╭─ EXERCISE INPUTS

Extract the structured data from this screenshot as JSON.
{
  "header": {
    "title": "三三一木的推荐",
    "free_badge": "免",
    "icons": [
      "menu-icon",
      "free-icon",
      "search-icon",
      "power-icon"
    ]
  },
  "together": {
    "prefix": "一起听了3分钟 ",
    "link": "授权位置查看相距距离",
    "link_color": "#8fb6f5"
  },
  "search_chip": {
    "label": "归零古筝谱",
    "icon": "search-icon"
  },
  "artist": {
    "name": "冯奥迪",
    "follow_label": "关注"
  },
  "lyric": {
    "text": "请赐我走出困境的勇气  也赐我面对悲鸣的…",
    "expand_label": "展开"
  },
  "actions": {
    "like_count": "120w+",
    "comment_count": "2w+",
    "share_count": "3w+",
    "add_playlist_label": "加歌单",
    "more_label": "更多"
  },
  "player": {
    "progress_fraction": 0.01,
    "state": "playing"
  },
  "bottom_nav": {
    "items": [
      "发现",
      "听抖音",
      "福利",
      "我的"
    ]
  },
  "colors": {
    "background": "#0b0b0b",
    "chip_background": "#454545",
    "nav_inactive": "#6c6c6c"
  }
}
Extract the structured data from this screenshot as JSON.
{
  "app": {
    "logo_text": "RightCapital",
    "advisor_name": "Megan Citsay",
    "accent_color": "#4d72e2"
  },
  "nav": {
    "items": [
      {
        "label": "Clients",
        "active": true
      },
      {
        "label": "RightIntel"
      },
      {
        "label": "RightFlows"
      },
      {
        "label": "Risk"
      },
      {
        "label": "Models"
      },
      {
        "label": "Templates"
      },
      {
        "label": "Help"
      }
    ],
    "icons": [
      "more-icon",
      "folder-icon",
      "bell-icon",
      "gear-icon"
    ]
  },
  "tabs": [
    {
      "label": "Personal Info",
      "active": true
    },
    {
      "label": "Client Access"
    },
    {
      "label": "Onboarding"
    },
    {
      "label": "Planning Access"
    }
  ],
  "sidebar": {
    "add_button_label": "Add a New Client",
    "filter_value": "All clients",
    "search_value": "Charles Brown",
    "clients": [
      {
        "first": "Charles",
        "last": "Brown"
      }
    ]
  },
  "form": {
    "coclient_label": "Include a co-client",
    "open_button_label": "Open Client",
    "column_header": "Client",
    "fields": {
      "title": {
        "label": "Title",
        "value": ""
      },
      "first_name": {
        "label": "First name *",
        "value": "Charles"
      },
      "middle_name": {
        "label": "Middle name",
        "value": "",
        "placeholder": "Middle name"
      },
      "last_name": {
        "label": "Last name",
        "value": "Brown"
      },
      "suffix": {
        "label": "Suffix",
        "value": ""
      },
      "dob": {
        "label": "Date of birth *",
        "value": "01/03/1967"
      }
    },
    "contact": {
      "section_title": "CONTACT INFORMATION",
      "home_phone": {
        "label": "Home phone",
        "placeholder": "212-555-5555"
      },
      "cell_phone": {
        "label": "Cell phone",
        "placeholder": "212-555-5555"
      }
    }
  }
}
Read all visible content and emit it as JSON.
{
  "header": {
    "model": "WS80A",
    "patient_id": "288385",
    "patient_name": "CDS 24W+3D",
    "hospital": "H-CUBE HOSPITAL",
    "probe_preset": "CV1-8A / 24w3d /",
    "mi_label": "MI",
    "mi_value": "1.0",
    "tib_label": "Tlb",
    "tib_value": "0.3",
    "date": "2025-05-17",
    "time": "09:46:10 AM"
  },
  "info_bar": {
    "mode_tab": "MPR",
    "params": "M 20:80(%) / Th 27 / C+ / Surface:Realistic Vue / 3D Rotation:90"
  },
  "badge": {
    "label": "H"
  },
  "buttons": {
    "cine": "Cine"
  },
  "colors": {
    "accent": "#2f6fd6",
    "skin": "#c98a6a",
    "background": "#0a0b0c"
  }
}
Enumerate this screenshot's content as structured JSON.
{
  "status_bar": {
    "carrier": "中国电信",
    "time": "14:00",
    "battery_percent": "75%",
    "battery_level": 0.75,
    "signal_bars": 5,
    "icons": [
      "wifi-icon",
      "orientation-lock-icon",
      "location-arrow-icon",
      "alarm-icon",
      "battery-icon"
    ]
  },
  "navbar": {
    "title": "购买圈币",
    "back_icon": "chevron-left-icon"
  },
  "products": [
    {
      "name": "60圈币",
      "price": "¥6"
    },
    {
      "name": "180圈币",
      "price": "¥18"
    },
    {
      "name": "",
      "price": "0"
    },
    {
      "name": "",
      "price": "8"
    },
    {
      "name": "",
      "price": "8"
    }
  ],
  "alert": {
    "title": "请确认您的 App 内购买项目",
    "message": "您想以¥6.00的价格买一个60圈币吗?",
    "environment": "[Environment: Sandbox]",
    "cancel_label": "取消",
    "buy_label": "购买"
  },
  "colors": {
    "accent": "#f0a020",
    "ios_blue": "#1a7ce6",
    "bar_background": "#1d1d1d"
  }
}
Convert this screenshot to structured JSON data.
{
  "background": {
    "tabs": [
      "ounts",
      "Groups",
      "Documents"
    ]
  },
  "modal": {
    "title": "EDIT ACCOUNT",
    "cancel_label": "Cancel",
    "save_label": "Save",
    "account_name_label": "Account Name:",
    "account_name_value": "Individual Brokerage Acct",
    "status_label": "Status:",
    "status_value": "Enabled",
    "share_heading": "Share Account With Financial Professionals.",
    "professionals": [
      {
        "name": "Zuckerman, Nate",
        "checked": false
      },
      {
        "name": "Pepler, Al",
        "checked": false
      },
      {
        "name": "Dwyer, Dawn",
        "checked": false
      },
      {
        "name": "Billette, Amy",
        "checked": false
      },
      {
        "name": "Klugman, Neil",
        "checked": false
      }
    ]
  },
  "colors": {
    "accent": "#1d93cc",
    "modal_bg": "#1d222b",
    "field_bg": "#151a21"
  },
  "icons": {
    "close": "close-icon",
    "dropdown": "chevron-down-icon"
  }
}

╰─

### [EXERCISE INSTRUCTIONS]
Can you give every line above again, exactly as written?

### [WORKED SOLUTION]
Extract the structured data from this screenshot as JSON.
{
  "header": {
    "title": "三三一木的推荐",
    "free_badge": "免",
    "icons": [
      "menu-icon",
      "free-icon",
      "search-icon",
      "power-icon"
    ]
  },
  "together": {
    "prefix": "一起听了3分钟 ",
    "link": "授权位置查看相距距离",
    "link_color": "#8fb6f5"
  },
  "search_chip": {
    "label": "归零古筝谱",
    "icon": "search-icon"
  },
  "artist": {
    "name": "冯奥迪",
    "follow_label": "关注"
  },
  "lyric": {
    "text": "请赐我走出困境的勇气  也赐我面对悲鸣的…",
    "expand_label": "展开"
  },
  "actions": {
    "like_count": "120w+",
    "comment_count": "2w+",
    "share_count": "3w+",
    "add_playlist_label": "加歌单",
    "more_label": "更多"
  },
  "player": {
    "progress_fraction": 0.01,
    "state": "playing"
  },
  "bottom_nav": {
    "items": [
      "发现",
      "听抖音",
      "福利",
      "我的"
    ]
  },
  "colors": {
    "background": "#0b0b0b",
    "chip_background": "#454545",
    "nav_inactive": "#6c6c6c"
  }
}
Extract the structured data from this screenshot as JSON.
{
  "app": {
    "logo_text": "RightCapital",
    "advisor_name": "Megan Citsay",
    "accent_color": "#4d72e2"
  },
  "nav": {
    "items": [
      {
        "label": "Clients",
        "active": true
      },
      {
        "label": "RightIntel"
      },
      {
        "label": "RightFlows"
      },
      {
        "label": "Risk"
      },
      {
        "label": "Models"
      },
      {
        "label": "Templates"
      },
      {
        "label": "Help"
      }
    ],
    "icons": [
      "more-icon",
      "folder-icon",
      "bell-icon",
      "gear-icon"
    ]
  },
  "tabs": [
    {
      "label": "Personal Info",
      "active": true
    },
    {
      "label": "Client Access"
    },
    {
      "label": "Onboarding"
    },
    {
      "label": "Planning Access"
    }
  ],
  "sidebar": {
    "add_button_label": "Add a New Client",
    "filter_value": "All clients",
    "search_value": "Charles Brown",
    "clients": [
      {
        "first": "Charles",
        "last": "Brown"
      }
    ]
  },
  "form": {
    "coclient_label": "Include a co-client",
    "open_button_label": "Open Client",
    "column_header": "Client",
    "fields": {
      "title": {
        "label": "Title",
        "value": ""
      },
      "first_name": {
        "label": "First name *",
        "value": "Charles"
      },
      "middle_name": {
        "label": "Middle name",
        "value": "",
        "placeholder": "Middle name"
      },
      "last_name": {
        "label": "Last name",
        "value": "Brown"
      },
      "suffix": {
        "label": "Suffix",
        "value": ""
      },
      "dob": {
        "label": "Date of birth *",
        "value": "01/03/1967"
      }
    },
    "contact": {
      "section_title": "CONTACT INFORMATION",
      "home_phone": {
        "label": "Home phone",
        "placeholder": "212-555-5555"
      },
      "cell_phone": {
        "label": "Cell phone",
        "placeholder": "212-555-5555"
      }
    }
  }
}
Read all visible content and emit it as JSON.
{
  "header": {
    "model": "WS80A",
    "patient_id": "288385",
    "patient_name": "CDS 24W+3D",
    "hospital": "H-CUBE HOSPITAL",
    "probe_preset": "CV1-8A / 24w3d /",
    "mi_label": "MI",
    "mi_value": "1.0",
    "tib_label": "Tlb",
    "tib_value": "0.3",
    "date": "2025-05-17",
    "time": "09:46:10 AM"
  },
  "info_bar": {
    "mode_tab": "MPR",
    "params": "M 20:80(%) / Th 27 / C+ / Surface:Realistic Vue / 3D Rotation:90"
  },
  "badge": {
    "label": "H"
  },
  "buttons": {
    "cine": "Cine"
  },
  "colors": {
    "accent": "#2f6fd6",
    "skin": "#c98a6a",
    "background": "#0a0b0c"
  }
}
Enumerate this screenshot's content as structured JSON.
{
  "status_bar": {
    "carrier": "中国电信",
    "time": "14:00",
    "battery_percent": "75%",
    "battery_level": 0.75,
    "signal_bars": 5,
    "icons": [
      "wifi-icon",
      "orientation-lock-icon",
      "location-arrow-icon",
      "alarm-icon",
      "battery-icon"
    ]
  },
  "navbar": {
    "title": "购买圈币",
    "back_icon": "chevron-left-icon"
  },
  "products": [
    {
      "name": "60圈币",
      "price": "¥6"
    },
    {
      "name": "180圈币",
      "price": "¥18"
    },
    {
      "name": "",
      "price": "0"
    },
    {
      "name": "",
      "price": "8"
    },
    {
      "name": "",
      "price": "8"
    }
  ],
  "alert": {
    "title": "请确认您的 App 内购买项目",
    "message": "您想以¥6.00的价格买一个60圈币吗?",
    "environment": "[Environment: Sandbox]",
    "cancel_label": "取消",
    "buy_label": "购买"
  },
  "colors": {
    "accent": "#f0a020",
    "ios_blue": "#1a7ce6",
    "bar_background": "#1d1d1d"
  }
}
Convert this screenshot to structured JSON data.
{
  "background": {
    "tabs": [
      "ounts",
      "Groups",
      "Documents"
    ]
  },
  "modal": {
    "title": "EDIT ACCOUNT",
    "cancel_label": "Cancel",
    "save_label": "Save",
    "account_name_label": "Account Name:",
    "account_name_value": "Individual Brokerage Acct",
    "status_label": "Status:",
    "status_value": "Enabled",
    "share_heading": "Share Account With Financial Professionals.",
    "professionals": [
      {
        "name": "Zuckerman, Nate",
        "checked": false
      },
      {
        "name": "Pepler, Al",
        "checked": false
      },
      {
        "name": "Dwyer, Dawn",
        "checked": false
      },
      {
        "name": "Billette, Amy",
        "checked": false
      },
      {
        "name": "Klugman, Neil",
        "checked": false
      }
    ]
  },
  "colors": {
    "accent": "#1d93cc",
    "modal_bg": "#1d222b",
    "field_bg": "#151a21"
  },
  "icons": {
    "close": "close-icon",
    "dropdown": "chevron-down-icon"
  }
}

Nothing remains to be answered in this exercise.